*Directive*. Every line that contains the word "type" should be copied out.

*Material shown*.
[start]

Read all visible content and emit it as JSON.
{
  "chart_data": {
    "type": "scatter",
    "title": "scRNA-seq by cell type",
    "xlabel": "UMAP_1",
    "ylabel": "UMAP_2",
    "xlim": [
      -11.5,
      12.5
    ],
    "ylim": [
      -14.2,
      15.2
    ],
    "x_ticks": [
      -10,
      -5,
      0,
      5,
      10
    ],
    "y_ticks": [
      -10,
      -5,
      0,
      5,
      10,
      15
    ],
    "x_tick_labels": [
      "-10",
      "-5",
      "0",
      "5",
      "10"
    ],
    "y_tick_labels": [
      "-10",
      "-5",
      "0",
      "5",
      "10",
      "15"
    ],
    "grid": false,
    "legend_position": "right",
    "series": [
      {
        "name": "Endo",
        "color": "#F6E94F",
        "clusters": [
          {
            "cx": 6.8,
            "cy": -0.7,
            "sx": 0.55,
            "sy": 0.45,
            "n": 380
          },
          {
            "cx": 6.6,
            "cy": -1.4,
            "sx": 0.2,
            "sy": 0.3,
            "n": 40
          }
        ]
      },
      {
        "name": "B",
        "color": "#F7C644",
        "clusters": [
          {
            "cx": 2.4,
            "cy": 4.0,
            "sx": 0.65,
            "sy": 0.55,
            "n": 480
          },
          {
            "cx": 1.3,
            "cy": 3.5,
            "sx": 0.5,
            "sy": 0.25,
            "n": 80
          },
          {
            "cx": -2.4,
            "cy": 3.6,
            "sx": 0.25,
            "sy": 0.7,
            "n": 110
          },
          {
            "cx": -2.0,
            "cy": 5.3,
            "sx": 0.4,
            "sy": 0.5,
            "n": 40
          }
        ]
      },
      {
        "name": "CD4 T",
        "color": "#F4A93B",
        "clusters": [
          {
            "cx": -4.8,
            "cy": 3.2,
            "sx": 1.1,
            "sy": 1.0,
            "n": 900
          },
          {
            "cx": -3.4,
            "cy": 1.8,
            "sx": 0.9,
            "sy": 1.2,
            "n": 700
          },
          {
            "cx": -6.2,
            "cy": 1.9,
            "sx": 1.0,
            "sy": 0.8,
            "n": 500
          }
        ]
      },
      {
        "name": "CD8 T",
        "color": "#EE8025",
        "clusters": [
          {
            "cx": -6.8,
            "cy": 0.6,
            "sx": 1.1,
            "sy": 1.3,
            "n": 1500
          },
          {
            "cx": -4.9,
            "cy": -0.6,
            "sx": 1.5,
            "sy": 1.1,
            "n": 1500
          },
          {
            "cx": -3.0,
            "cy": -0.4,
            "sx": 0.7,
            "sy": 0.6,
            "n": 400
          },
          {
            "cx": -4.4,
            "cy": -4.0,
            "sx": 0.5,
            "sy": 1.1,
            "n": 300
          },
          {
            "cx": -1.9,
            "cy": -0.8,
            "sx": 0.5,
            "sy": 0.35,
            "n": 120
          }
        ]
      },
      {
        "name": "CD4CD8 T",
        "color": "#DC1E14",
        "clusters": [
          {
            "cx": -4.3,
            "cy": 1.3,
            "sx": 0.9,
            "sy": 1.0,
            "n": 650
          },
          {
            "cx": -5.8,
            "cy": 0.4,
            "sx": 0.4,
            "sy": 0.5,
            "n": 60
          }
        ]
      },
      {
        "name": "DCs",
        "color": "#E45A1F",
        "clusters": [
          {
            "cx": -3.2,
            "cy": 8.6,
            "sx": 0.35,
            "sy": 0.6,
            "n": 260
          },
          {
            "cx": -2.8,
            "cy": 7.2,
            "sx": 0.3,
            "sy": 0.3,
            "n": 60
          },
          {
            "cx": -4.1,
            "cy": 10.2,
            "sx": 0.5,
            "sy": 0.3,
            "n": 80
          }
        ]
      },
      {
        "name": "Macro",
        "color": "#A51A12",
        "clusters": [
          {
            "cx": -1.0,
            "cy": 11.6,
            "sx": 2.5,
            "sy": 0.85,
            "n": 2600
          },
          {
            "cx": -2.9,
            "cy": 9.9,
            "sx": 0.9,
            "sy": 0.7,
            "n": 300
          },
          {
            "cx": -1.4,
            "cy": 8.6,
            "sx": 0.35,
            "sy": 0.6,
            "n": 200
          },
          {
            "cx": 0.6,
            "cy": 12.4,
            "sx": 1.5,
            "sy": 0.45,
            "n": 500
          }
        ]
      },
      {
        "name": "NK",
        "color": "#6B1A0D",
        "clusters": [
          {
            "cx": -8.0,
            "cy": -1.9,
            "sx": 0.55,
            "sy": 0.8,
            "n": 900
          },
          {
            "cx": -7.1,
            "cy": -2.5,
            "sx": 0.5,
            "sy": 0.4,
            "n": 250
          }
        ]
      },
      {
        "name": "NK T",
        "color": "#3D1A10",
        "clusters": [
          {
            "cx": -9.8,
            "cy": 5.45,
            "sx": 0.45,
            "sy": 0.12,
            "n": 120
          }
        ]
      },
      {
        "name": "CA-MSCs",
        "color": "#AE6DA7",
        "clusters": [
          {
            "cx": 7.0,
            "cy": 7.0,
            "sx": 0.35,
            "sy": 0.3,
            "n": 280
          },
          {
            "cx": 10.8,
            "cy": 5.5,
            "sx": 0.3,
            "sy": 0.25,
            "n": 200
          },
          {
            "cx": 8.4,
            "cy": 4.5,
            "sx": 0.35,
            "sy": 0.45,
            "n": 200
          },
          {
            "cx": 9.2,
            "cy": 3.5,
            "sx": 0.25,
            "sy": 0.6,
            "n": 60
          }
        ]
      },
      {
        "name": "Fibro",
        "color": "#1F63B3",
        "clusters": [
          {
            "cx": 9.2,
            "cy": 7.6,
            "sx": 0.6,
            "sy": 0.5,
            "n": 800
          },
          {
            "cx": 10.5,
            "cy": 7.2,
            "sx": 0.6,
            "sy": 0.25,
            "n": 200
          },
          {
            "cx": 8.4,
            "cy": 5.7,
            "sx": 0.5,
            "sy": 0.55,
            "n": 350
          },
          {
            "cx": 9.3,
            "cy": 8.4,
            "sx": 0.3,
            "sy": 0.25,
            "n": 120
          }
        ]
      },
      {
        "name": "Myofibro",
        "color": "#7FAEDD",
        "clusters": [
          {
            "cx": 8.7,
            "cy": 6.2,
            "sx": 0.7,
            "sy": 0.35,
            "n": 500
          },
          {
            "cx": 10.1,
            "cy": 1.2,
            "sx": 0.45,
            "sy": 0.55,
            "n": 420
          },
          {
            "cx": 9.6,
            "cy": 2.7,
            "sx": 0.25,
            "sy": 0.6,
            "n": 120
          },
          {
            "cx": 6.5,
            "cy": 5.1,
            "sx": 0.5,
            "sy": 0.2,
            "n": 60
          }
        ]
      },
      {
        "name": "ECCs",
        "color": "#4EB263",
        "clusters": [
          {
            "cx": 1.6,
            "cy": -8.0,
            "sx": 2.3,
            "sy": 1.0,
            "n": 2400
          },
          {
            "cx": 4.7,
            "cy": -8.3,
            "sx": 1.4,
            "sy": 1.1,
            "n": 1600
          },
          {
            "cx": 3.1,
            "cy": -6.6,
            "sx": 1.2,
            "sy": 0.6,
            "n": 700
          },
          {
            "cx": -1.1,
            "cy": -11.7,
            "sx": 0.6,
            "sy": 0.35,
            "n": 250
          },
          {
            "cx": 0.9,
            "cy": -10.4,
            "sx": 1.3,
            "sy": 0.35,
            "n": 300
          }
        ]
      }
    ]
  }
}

[end]

*Complete output*.
    "type": "scatter",
    "title": "scRNA-seq by cell type",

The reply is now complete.